- _WHAT IS EXPECTED_: Every line below must be reproduced exactly. Copy them all.

########################################

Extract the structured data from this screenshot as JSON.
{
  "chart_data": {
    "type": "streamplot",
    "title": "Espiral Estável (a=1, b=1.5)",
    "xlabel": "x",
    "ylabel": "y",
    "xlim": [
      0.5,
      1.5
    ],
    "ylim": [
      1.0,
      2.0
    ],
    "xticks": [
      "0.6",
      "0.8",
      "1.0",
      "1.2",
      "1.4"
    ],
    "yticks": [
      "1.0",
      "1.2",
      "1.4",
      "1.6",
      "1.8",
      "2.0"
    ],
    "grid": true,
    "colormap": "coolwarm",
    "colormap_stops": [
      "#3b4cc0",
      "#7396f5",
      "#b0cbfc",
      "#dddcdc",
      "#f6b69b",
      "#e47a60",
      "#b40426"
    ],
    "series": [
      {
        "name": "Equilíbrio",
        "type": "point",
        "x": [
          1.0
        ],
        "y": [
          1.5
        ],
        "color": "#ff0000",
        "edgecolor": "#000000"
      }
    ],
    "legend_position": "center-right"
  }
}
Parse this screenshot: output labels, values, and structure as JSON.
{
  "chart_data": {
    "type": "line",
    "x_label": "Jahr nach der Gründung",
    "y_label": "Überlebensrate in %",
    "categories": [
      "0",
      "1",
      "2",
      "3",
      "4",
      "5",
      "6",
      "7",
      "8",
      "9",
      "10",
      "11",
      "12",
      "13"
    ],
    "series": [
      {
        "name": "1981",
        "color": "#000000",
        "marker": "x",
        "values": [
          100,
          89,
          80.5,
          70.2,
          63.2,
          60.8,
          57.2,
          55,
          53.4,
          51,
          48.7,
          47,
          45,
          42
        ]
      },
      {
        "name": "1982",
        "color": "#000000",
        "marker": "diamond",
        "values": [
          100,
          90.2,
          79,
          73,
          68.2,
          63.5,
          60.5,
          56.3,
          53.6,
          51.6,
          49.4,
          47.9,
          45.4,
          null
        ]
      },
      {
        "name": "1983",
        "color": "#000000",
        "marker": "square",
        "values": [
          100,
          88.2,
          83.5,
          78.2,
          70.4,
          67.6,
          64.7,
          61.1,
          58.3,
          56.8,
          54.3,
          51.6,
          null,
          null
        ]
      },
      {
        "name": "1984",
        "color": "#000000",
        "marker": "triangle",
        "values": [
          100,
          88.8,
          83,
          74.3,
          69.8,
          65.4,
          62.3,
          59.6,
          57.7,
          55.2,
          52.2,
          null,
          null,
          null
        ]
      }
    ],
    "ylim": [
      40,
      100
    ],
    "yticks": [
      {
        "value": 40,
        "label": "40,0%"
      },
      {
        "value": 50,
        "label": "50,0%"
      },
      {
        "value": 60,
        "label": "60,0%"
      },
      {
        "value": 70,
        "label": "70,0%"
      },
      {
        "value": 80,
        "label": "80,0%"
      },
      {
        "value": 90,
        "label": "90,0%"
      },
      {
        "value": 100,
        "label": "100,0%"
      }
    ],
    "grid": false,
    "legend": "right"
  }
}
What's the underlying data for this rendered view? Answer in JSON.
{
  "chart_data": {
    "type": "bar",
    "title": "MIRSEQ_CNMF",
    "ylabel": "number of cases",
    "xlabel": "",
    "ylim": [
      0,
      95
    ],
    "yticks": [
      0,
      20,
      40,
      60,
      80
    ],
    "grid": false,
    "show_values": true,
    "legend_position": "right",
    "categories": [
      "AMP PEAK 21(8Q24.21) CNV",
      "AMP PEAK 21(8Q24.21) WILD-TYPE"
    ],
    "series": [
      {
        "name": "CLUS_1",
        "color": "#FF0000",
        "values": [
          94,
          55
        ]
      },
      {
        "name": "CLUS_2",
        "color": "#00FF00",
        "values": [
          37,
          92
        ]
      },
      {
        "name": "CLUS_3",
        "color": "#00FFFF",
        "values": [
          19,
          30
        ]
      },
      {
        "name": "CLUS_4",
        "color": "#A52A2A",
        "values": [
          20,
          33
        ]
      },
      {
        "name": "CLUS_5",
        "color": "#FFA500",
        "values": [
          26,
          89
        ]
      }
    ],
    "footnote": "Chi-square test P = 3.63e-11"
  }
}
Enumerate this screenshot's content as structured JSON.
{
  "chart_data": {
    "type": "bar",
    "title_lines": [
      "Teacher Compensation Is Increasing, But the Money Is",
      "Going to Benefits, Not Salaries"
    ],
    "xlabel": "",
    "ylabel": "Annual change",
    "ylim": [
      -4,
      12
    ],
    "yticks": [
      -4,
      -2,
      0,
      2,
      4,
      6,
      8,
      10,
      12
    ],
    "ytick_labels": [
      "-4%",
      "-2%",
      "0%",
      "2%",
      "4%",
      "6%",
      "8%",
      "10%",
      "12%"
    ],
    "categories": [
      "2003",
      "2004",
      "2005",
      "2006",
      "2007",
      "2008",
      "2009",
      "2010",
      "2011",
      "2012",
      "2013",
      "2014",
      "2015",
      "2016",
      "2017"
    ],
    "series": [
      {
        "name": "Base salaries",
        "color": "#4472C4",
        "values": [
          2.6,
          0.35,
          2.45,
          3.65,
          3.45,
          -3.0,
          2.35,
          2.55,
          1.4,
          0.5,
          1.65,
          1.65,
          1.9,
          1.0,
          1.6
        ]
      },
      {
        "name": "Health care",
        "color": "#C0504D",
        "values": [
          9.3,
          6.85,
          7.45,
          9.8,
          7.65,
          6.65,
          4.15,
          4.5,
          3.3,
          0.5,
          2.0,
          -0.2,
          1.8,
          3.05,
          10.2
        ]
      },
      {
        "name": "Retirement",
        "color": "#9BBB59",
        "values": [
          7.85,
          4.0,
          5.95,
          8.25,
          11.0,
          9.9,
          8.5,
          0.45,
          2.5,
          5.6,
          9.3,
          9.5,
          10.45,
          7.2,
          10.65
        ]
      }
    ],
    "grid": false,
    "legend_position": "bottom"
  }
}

########################################

- _EXPECTED ANSWER_:
Extract the structured data from this screenshot as JSON.
{
  "chart_data": {
    "type": "streamplot",
    "title": "Espiral Estável (a=1, b=1.5)",
    "xlabel": "x",
    "ylabel": "y",
    "xlim": [
      0.5,
      1.5
    ],
    "ylim": [
      1.0,
      2.0
    ],
    "xticks": [
      "0.6",
      "0.8",
      "1.0",
      "1.2",
      "1.4"
    ],
    "yticks": [
      "1.0",
      "1.2",
      "1.4",
      "1.6",
      "1.8",
      "2.0"
    ],
    "grid": true,
    "colormap": "coolwarm",
    "colormap_stops": [
      "#3b4cc0",
      "#7396f5",
      "#b0cbfc",
      "#dddcdc",
      "#f6b69b",
      "#e47a60",
      "#b40426"
    ],
    "series": [
      {
        "name": "Equilíbrio",
        "type": "point",
        "x": [
          1.0
        ],
        "y": [
          1.5
        ],
        "color": "#ff0000",
        "edgecolor": "#000000"
      }
    ],
    "legend_position": "center-right"
  }
}
Parse this screenshot: output labels, values, and structure as JSON.
{
  "chart_data": {
    "type": "line",
    "x_label": "Jahr nach der Gründung",
    "y_label": "Überlebensrate in %",
    "categories": [
      "0",
      "1",
      "2",
      "3",
      "4",
      "5",
      "6",
      "7",
      "8",
      "9",
      "10",
      "11",
      "12",
      "13"
    ],
    "series": [
      {
        "name": "1981",
        "color": "#000000",
        "marker": "x",
        "values": [
          100,
          89,
          80.5,
          70.2,
          63.2,
          60.8,
          57.2,
          55,
          53.4,
          51,
          48.7,
          47,
          45,
          42
        ]
      },
      {
        "name": "1982",
        "color": "#000000",
        "marker": "diamond",
        "values": [
          100,
          90.2,
          79,
          73,
          68.2,
          63.5,
          60.5,
          56.3,
          53.6,
          51.6,
          49.4,
          47.9,
          45.4,
          null
        ]
      },
      {
        "name": "1983",
        "color": "#000000",
        "marker": "square",
        "values": [
          100,
          88.2,
          83.5,
          78.2,
          70.4,
          67.6,
          64.7,
          61.1,
          58.3,
          56.8,
          54.3,
          51.6,
          null,
          null
        ]
      },
      {
        "name": "1984",
        "color": "#000000",
        "marker": "triangle",
        "values": [
          100,
          88.8,
          83,
          74.3,
          69.8,
          65.4,
          62.3,
          59.6,
          57.7,
          55.2,
          52.2,
          null,
          null,
          null
        ]
      }
    ],
    "ylim": [
      40,
      100
    ],
    "yticks": [
      {
        "value": 40,
        "label": "40,0%"
      },
      {
        "value": 50,
        "label": "50,0%"
      },
      {
        "value": 60,
        "label": "60,0%"
      },
      {
        "value": 70,
        "label": "70,0%"
      },
      {
        "value": 80,
        "label": "80,0%"
      },
      {
        "value": 90,
        "label": "90,0%"
      },
      {
        "value": 100,
        "label": "100,0%"
      }
    ],
    "grid": false,
    "legend": "right"
  }
}
What's the underlying data for this rendered view? Answer in JSON.
{
  "chart_data": {
    "type": "bar",
    "title": "MIRSEQ_CNMF",
    "ylabel": "number of cases",
    "xlabel": "",
    "ylim": [
      0,
      95
    ],
    "yticks": [
      0,
      20,
      40,
      60,
      80
    ],
    "grid": false,
    "show_values": true,
    "legend_position": "right",
    "categories": [
      "AMP PEAK 21(8Q24.21) CNV",
      "AMP PEAK 21(8Q24.21) WILD-TYPE"
    ],
    "series": [
      {
        "name": "CLUS_1",
        "color": "#FF0000",
        "values": [
          94,
          55
        ]
      },
      {
        "name": "CLUS_2",
        "color": "#00FF00",
        "values": [
          37,
          92
        ]
      },
      {
        "name": "CLUS_3",
        "color": "#00FFFF",
        "values": [
          19,
          30
        ]
      },
      {
        "name": "CLUS_4",
        "color": "#A52A2A",
        "values": [
          20,
          33
        ]
      },
      {
        "name": "CLUS_5",
        "color": "#FFA500",
        "values": [
          26,
          89
        ]
      }
    ],
    "footnote": "Chi-square test P = 3.63e-11"
  }
}
Enumerate this screenshot's content as structured JSON.
{
  "chart_data": {
    "type": "bar",
    "title_lines": [
      "Teacher Compensation Is Increasing, But the Money Is",
      "Going to Benefits, Not Salaries"
    ],
    "xlabel": "",
    "ylabel": "Annual change",
    "ylim": [
      -4,
      12
    ],
    "yticks": [
      -4,
      -2,
      0,
      2,
      4,
      6,
      8,
      10,
      12
    ],
    "ytick_labels": [
      "-4%",
      "-2%",
      "0%",
      "2%",
      "4%",
      "6%",
      "8%",
      "10%",
      "12%"
    ],
    "categories": [
      "2003",
      "2004",
      "2005",
      "2006",
      "2007",
      "2008",
      "2009",
      "2010",
      "2011",
      "2012",
      "2013",
      "2014",
      "2015",
      "2016",
      "2017"
    ],
    "series": [
      {
        "name": "Base salaries",
        "color": "#4472C4",
        "values": [
          2.6,
          0.35,
          2.45,
          3.65,
          3.45,
          -3.0,
          2.35,
          2.55,
          1.4,
          0.5,
          1.65,
          1.65,
          1.9,
          1.0,
          1.6
        ]
      },
      {
        "name": "Health care",
        "color": "#C0504D",
        "values": [
          9.3,
          6.85,
          7.45,
          9.8,
          7.65,
          6.65,
          4.15,
          4.5,
          3.3,
          0.5,
          2.0,
          -0.2,
          1.8,
          3.05,
          10.2
        ]
      },
      {
        "name": "Retirement",
        "color": "#9BBB59",
        "values": [
          7.85,
          4.0,
          5.95,
          8.25,
          11.0,
          9.9,
          8.5,
          0.45,
          2.5,
          5.6,
          9.3,
          9.5,
          10.45,
          7.2,
          10.65
        ]
      }
    ],
    "grid": false,
    "legend_position": "bottom"
  }
}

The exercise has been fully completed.